● **Entries provided**
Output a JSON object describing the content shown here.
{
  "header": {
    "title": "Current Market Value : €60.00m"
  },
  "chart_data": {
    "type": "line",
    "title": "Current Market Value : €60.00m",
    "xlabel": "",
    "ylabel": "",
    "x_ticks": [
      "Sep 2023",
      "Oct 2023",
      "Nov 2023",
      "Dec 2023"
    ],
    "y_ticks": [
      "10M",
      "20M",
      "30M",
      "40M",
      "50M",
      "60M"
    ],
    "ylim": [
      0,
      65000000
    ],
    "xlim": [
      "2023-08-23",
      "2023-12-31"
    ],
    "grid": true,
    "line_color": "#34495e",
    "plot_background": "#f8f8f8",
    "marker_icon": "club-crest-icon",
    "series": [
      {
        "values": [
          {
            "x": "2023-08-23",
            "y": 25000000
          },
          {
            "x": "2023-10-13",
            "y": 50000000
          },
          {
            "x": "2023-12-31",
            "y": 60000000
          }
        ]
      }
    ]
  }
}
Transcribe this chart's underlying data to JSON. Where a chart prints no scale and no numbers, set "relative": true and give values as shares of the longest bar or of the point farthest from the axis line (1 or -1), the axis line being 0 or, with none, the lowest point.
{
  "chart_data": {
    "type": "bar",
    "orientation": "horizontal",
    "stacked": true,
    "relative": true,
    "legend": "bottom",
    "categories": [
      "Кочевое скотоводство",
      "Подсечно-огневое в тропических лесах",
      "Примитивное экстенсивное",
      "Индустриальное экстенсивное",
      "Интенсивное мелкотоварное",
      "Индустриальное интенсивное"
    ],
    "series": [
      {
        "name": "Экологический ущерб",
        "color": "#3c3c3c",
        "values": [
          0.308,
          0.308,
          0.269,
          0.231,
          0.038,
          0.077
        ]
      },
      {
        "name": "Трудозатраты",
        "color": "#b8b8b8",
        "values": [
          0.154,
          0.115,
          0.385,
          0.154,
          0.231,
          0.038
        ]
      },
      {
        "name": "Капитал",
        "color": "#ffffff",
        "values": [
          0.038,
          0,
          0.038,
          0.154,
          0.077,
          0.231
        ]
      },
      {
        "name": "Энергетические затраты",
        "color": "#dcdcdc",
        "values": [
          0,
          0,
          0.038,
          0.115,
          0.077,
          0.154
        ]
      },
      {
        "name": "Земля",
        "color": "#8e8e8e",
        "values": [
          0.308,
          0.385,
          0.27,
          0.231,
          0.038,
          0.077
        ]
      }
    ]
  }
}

● **Set task**
Output the records above in their entirety, exactly.

● **The solution**
Output a JSON object describing the content shown here.
{
  "header": {
    "title": "Current Market Value : €60.00m"
  },
  "chart_data": {
    "type": "line",
    "title": "Current Market Value : €60.00m",
    "xlabel": "",
    "ylabel": "",
    "x_ticks": [
      "Sep 2023",
      "Oct 2023",
      "Nov 2023",
      "Dec 2023"
    ],
    "y_ticks": [
      "10M",
      "20M",
      "30M",
      "40M",
      "50M",
      "60M"
    ],
    "ylim": [
      0,
      65000000
    ],
    "xlim": [
      "2023-08-23",
      "2023-12-31"
    ],
    "grid": true,
    "line_color": "#34495e",
    "plot_background": "#f8f8f8",
    "marker_icon": "club-crest-icon",
    "series": [
      {
        "values": [
          {
            "x": "2023-08-23",
            "y": 25000000
          },
          {
            "x": "2023-10-13",
            "y": 50000000
          },
          {
            "x": "2023-12-31",
            "y": 60000000
          }
        ]
      }
    ]
  }
}
Transcribe this chart's underlying data to JSON. Where a chart prints no scale and no numbers, set "relative": true and give values as shares of the longest bar or of the point farthest from the axis line (1 or -1), the axis line being 0 or, with none, the lowest point.
{
  "chart_data": {
    "type": "bar",
    "orientation": "horizontal",
    "stacked": true,
    "relative": true,
    "legend": "bottom",
    "categories": [
      "Кочевое скотоводство",
      "Подсечно-огневое в тропических лесах",
      "Примитивное экстенсивное",
      "Индустриальное экстенсивное",
      "Интенсивное мелкотоварное",
      "Индустриальное интенсивное"
    ],
    "series": [
      {
        "name": "Экологический ущерб",
        "color": "#3c3c3c",
        "values": [
          0.308,
          0.308,
          0.269,
          0.231,
          0.038,
          0.077
        ]
      },
      {
        "name": "Трудозатраты",
        "color": "#b8b8b8",
        "values": [
          0.154,
          0.115,
          0.385,
          0.154,
          0.231,
          0.038
        ]
      },
      {
        "name": "Капитал",
        "color": "#ffffff",
        "values": [
          0.038,
          0,
          0.038,
          0.154,
          0.077,
          0.231
        ]
      },
      {
        "name": "Энергетические затраты",
        "color": "#dcdcdc",
        "values": [
          0,
          0,
          0.038,
          0.115,
          0.077,
          0.154
        ]
      },
      {
        "name": "Земля",
        "color": "#8e8e8e",
        "values": [
          0.308,
          0.385,
          0.27,
          0.231,
          0.038,
          0.077
        ]
      }
    ]
  }
}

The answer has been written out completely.